Wherever the word "below" shows up in a line, please copy that line.

## [MATERIALS PROVIDED]
╔══

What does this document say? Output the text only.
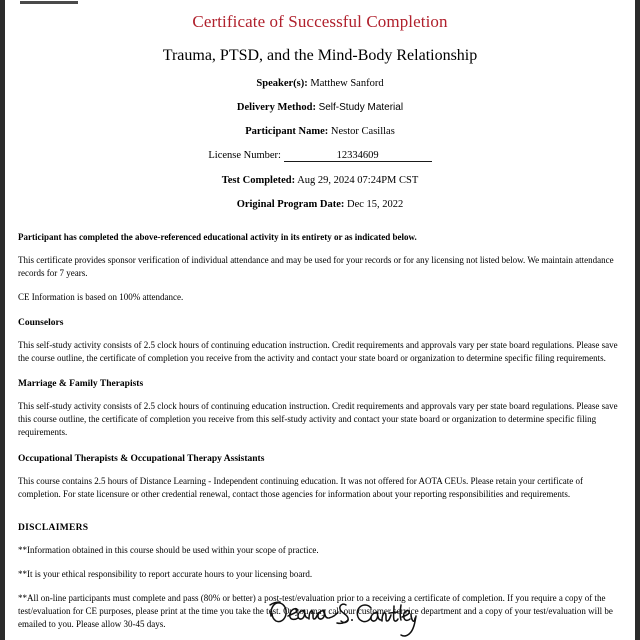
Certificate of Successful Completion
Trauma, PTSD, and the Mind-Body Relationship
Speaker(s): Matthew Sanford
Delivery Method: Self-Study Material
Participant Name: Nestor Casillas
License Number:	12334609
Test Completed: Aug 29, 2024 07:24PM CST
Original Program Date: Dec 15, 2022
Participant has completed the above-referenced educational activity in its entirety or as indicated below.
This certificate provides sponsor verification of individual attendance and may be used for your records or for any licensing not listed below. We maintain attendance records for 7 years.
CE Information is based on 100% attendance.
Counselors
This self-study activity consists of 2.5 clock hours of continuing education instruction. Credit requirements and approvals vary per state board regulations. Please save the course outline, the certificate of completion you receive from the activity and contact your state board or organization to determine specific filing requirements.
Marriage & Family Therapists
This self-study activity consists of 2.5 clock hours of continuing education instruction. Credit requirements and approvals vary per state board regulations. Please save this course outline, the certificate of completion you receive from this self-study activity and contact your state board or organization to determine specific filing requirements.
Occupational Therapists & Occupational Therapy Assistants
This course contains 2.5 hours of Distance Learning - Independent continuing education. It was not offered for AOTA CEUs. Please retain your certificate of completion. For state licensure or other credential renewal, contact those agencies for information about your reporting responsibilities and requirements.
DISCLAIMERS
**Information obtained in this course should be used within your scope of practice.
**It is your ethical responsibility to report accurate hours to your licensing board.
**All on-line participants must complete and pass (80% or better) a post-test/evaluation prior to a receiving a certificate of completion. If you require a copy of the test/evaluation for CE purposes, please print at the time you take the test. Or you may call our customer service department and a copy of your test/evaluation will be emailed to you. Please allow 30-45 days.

╚══

## [RESULT OF THIS TASK]
Participant has completed the above-referenced educational activity in its entirety or as indicated below.
This certificate provides sponsor verification of individual attendance and may be used for your records or for any licensing not listed below. We maintain attendance records for 7 years.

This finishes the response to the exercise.